== Metin parçası ==

27 Kasım 2009 00:00
ÖRGÜTLÜ BASIN
Başbakan uyarmış: Yasal olmayan bir hak olamaz. Yapılacak olan, yasal bir iş değildir. Neticesine katlanırlar.
Başbakan uyarmış: Yasal olmayan bir hak olamaz. Yapılacak olan, yasal bir iş değildir. Neticesine katlanırlar.
***
ODTÜnün kapısına sabahın erken saatlerinde bir pankart asılmıştı: BU İŞYERİNDE GREV VARDIR!
Bir özel güvenlik görevlisi, pankartın iplerini tellerden ayırmaya çalışırken, kendi can damarını kesiyordu adeta!
Greve çıkan öğretmenleri, öğrencileri de destekliyordu
Bir imam, tıpkı biz gazeteciler gibi sembolik katılımlı grev yürüyüşünde, tane tane konuşurken; ciddiye alınmak istediklerini, alın teri kurumadan hakkın verilmesi gerektiğini yönetenlerin beyinlerine birer nasihat gibi kazıyordu...
Greve damgasını vuran demiryolu emekçilerinin çabası ise eylemin kitleselliğinde bireysel rollerin önemini kitaplaştırdı.
Fatih Ekspresinin Arifiye İstasyonunda grevi başlatması, bir başka makinistin buraya kadar deyip Ankara Ekspresini Eskişehir İstasyonuna yanaştırması, Ankara Garındaki trenin makinistlerinden birinin greve katılmaya ikna edilmesi, tek makinistle sefere çıkılamayacağı için onun yerine depo şefinin geçirilmesi çabası, durumu fark eden grevcilerin güvensiz yolculuk hakkındaki uyarıları ve hatasının ağırlığını anlayan depocunun, amirlerine cep telefonuyla hesap verirken kameralara yakalanan Halil bey emretti onun için geçtim, efendim sözleri, bir destanın parçaları olacaktı gelecekte
Meşru bir hakkı kullanan emekçilere karşı uygulanan yasadışı baskılar, eylemi kırmak için kraldan çok kralcıların başvurduğu yasadışı görevlendirmeler ve talimatlar, eyleme katılanlar hakkında idari işlem yapılacağı tehditleri, kimseyi yıldırmadı!
***
GREV, ciddi bir eylemdir. Nostalji olsun diye yapılmaz Bugün canım sıkıldı, çalışmıyorum demekle greve meşru bir gerekçe oluşturulmaz.
İnsanlar, keyiflerine göre greve çıkmazlar; bir dertleri vardır anlatamadıkları, bir ihtiyaçları vardır karşılanmayan, bir hakları vardır uygulanmayan, bir insanlık onurları vardır saygı duyulmayan
Zulmeden hükümdarın, halkı cezalandırmak için yasaya ne ihtiyacı var? Emir, kararname, ferman çıkarmak için halkın onayı mı aranır?
Yasalar, halka doğal haklarını kullanma gücünü verirken, hükümdarın keyfi davranma yetkilerini de kısıtlar.

===

• Alıştırmanın amacı:
Grev yazısındaki "27 Kasım 2009" sözlerinin geçtiği yerden başlayıp "İŞYERİNDE GREV VARDIR!" sözleriyle biten bölümü olduğu gibi yineleyin.

== Sıralanan satırlar ==

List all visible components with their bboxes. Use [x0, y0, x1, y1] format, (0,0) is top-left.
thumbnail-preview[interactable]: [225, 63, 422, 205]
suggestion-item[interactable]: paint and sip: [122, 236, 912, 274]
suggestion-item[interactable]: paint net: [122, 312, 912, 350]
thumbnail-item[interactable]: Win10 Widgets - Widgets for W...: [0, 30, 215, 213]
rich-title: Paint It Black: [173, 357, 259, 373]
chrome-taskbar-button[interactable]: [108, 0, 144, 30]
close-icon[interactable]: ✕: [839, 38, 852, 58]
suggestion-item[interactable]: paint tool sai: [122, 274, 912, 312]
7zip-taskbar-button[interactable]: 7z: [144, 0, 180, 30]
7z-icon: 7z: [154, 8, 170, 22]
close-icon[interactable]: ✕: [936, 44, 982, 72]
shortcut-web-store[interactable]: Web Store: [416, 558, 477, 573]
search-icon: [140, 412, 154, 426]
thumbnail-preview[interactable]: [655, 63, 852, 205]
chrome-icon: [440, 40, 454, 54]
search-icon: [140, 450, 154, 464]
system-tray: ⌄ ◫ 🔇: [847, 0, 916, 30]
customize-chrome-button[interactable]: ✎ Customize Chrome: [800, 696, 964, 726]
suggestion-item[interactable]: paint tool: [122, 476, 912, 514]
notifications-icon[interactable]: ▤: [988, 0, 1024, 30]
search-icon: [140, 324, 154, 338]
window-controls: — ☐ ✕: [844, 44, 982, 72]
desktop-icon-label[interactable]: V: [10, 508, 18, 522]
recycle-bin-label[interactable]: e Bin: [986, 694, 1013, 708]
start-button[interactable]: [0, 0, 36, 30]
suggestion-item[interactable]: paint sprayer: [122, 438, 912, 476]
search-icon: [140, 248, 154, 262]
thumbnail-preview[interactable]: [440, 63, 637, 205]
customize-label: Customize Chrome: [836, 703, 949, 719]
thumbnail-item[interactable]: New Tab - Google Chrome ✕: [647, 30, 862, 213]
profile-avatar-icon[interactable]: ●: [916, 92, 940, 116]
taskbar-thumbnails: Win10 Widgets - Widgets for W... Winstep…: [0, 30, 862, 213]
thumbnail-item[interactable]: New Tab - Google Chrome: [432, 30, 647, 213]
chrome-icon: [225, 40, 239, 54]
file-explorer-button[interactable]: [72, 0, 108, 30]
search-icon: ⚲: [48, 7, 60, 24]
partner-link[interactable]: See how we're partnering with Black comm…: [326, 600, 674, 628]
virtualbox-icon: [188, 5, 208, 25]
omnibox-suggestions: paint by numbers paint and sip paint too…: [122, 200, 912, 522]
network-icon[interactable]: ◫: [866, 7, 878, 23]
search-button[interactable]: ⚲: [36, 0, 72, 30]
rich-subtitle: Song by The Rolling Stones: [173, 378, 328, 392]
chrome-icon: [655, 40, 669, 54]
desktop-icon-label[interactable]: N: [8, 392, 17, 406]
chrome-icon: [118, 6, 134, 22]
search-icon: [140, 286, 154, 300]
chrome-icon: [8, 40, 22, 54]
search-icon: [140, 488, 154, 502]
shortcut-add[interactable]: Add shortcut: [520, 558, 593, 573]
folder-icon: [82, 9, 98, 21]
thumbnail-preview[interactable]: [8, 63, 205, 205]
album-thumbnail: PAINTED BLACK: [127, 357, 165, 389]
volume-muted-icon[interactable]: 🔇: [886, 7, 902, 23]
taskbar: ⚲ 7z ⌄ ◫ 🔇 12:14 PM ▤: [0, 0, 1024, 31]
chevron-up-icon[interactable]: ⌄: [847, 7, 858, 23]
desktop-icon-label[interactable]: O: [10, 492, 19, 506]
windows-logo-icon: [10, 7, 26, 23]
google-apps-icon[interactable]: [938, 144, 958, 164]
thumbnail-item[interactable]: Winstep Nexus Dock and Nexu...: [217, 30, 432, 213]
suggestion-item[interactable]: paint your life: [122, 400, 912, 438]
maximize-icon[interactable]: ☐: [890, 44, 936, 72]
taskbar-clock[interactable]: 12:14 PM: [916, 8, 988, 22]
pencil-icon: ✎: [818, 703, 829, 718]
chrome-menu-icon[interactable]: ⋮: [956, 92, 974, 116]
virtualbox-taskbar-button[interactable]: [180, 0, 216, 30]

===

• Sorunun çözümü:
27 Kasım 2009 00:00
ÖRGÜTLÜ BASIN
Başbakan uyarmış: Yasal olmayan bir hak olamaz. Yapılacak olan, yasal bir iş değildir. Neticesine katlanırlar.
Başbakan uyarmış: Yasal olmayan bir hak olamaz. Yapılacak olan, yasal bir iş değildir. Neticesine katlanırlar.
***
ODTÜnün kapısına sabahın erken saatlerinde bir pankart asılmıştı: BU İŞYERİNDE GREV VARDIR!